- [Written task]:
From the listing below, copy every line with the word "structure".

Figure record listings
........
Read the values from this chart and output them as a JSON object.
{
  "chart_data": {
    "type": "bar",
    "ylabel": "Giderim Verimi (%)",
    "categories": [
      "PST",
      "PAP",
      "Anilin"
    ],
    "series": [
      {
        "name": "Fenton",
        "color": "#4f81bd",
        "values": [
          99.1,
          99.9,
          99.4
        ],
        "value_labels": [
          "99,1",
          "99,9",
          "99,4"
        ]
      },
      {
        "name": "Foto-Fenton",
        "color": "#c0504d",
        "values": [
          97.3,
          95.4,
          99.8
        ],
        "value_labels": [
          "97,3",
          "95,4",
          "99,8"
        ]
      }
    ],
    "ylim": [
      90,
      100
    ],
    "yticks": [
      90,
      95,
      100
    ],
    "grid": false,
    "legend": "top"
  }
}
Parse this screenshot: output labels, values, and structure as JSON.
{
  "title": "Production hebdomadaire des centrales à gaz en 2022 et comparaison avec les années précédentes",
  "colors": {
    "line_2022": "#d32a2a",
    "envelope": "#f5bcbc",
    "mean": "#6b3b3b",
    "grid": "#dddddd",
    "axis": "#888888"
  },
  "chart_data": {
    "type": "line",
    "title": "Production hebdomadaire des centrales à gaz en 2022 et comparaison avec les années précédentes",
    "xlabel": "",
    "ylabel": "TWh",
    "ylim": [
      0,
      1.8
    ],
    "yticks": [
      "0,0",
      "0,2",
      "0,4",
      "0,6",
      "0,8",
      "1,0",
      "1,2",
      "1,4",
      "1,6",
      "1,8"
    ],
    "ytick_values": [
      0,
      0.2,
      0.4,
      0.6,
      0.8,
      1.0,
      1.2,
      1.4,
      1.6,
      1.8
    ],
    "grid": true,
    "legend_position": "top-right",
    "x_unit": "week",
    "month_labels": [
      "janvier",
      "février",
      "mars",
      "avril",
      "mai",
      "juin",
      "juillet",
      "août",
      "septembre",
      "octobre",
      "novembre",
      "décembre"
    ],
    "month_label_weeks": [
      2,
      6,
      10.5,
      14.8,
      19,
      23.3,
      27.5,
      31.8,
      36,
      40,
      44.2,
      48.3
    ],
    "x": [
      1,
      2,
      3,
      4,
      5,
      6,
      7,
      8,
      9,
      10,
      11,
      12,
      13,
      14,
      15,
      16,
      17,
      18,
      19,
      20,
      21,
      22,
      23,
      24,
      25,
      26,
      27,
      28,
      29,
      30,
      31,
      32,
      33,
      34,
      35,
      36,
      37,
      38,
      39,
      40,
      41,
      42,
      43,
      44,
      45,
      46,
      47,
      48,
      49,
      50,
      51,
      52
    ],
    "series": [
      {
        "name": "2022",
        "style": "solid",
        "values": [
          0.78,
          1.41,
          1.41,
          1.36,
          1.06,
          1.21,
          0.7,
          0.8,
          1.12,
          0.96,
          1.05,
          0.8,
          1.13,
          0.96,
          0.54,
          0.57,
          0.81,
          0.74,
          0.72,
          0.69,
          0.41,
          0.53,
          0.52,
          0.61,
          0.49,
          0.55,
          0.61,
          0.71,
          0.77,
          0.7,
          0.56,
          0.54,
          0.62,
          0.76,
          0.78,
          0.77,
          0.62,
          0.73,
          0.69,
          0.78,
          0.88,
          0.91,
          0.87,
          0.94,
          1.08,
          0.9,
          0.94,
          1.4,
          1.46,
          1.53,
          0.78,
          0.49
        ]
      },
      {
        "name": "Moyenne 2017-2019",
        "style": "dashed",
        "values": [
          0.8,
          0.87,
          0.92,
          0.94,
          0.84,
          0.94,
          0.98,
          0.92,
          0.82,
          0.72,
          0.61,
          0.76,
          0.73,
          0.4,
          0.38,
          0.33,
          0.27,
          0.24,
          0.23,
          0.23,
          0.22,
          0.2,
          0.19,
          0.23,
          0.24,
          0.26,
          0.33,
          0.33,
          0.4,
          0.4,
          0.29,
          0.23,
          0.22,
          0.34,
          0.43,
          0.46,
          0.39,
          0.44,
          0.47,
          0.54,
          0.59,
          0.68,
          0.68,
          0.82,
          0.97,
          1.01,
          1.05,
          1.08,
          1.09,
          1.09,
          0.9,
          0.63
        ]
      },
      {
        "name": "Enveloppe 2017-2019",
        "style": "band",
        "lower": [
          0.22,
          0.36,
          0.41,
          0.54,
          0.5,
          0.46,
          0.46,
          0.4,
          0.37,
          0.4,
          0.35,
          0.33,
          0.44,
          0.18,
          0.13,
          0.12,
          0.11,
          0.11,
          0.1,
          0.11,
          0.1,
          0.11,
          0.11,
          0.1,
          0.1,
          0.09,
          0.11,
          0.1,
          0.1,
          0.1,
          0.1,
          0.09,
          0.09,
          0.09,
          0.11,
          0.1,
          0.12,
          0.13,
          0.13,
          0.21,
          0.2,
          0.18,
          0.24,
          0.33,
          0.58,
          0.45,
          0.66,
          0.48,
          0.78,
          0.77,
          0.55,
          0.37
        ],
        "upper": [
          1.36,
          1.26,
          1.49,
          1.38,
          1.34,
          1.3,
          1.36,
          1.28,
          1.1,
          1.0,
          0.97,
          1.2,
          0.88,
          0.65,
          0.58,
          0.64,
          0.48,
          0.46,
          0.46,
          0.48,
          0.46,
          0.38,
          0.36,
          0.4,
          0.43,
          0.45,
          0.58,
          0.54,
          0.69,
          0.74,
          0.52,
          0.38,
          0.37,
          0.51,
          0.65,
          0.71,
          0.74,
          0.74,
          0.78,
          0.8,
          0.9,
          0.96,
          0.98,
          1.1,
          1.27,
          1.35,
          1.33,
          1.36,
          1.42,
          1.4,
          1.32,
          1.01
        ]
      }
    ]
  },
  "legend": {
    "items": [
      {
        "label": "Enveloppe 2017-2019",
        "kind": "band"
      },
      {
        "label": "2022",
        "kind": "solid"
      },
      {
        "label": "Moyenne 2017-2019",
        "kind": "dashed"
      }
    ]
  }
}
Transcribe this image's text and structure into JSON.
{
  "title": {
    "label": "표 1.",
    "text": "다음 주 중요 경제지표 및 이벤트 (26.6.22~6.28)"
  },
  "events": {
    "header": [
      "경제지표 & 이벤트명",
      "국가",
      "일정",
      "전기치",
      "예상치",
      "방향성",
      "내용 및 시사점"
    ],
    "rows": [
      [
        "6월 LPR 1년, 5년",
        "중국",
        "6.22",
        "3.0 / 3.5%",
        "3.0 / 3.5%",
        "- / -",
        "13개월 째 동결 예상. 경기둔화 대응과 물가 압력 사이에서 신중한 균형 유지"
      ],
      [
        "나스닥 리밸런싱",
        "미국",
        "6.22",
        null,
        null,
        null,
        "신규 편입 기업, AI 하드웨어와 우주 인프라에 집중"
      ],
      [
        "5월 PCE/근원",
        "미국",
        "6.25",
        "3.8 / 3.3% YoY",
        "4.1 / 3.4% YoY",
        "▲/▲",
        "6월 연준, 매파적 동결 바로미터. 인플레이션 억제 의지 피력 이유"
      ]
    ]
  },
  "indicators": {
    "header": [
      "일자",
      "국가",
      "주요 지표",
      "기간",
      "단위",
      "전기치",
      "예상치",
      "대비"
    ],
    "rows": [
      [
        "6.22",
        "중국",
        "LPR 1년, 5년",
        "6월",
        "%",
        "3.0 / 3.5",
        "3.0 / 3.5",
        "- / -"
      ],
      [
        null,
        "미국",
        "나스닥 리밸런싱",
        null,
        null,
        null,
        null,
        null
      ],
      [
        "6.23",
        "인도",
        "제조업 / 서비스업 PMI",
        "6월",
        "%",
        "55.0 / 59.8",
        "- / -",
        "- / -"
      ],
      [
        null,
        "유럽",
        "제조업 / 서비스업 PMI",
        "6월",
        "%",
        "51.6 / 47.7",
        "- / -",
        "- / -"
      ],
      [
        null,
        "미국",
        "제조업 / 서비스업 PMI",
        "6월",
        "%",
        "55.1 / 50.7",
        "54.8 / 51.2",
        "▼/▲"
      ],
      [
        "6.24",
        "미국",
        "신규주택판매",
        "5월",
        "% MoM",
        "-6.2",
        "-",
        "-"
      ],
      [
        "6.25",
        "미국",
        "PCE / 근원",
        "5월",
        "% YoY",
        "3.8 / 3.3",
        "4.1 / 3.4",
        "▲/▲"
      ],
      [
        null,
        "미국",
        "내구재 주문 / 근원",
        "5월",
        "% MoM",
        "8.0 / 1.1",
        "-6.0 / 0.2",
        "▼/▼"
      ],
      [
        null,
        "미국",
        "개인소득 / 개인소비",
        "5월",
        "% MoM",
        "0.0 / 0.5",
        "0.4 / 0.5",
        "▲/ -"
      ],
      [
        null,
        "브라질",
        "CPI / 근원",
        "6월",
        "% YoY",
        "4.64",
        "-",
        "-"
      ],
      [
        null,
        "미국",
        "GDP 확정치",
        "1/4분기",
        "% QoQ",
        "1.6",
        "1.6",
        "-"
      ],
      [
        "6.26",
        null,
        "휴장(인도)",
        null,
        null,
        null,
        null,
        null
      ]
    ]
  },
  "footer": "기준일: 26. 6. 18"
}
........
- [Exercise output]:
Parse this screenshot: output labels, values, and structure as JSON.
Transcribe this image's text and structure into JSON.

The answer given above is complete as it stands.